▸ **Short task**: All of the data below must be repeated exactly.

▸ **Supplied data**:
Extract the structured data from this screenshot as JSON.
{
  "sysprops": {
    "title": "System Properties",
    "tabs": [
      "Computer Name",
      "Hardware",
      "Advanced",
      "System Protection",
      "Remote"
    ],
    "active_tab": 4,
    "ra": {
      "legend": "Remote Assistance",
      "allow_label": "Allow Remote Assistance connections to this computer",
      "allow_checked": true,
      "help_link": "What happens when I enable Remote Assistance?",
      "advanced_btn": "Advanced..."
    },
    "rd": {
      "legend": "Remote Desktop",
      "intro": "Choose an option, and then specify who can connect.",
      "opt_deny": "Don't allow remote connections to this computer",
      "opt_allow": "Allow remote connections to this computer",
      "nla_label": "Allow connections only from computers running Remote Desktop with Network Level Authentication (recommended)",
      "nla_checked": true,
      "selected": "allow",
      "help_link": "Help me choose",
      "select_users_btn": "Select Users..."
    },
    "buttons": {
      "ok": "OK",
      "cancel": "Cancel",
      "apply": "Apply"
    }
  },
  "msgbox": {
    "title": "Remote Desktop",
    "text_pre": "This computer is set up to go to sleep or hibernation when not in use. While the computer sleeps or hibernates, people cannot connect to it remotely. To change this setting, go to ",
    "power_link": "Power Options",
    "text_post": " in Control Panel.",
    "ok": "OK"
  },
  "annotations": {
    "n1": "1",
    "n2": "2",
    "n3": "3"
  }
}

▸ **Reply**:
Extract the structured data from this screenshot as JSON.
{
  "sysprops": {
    "title": "System Properties",
    "tabs": [
      "Computer Name",
      "Hardware",
      "Advanced",
      "System Protection",
      "Remote"
    ],
    "active_tab": 4,
    "ra": {
      "legend": "Remote Assistance",
      "allow_label": "Allow Remote Assistance connections to this computer",
      "allow_checked": true,
      "help_link": "What happens when I enable Remote Assistance?",
      "advanced_btn": "Advanced..."
    },
    "rd": {
      "legend": "Remote Desktop",
      "intro": "Choose an option, and then specify who can connect.",
      "opt_deny": "Don't allow remote connections to this computer",
      "opt_allow": "Allow remote connections to this computer",
      "nla_label": "Allow connections only from computers running Remote Desktop with Network Level Authentication (recommended)",
      "nla_checked": true,
      "selected": "allow",
      "help_link": "Help me choose",
      "select_users_btn": "Select Users..."
    },
    "buttons": {
      "ok": "OK",
      "cancel": "Cancel",
      "apply": "Apply"
    }
  },
  "msgbox": {
    "title": "Remote Desktop",
    "text_pre": "This computer is set up to go to sleep or hibernation when not in use. While the computer sleeps or hibernates, people cannot connect to it remotely. To change this setting, go to ",
    "power_link": "Power Options",
    "text_post": " in Control Panel.",
    "ok": "OK"
  },
  "annotations": {
    "n1": "1",
    "n2": "2",
    "n3": "3"
  }
}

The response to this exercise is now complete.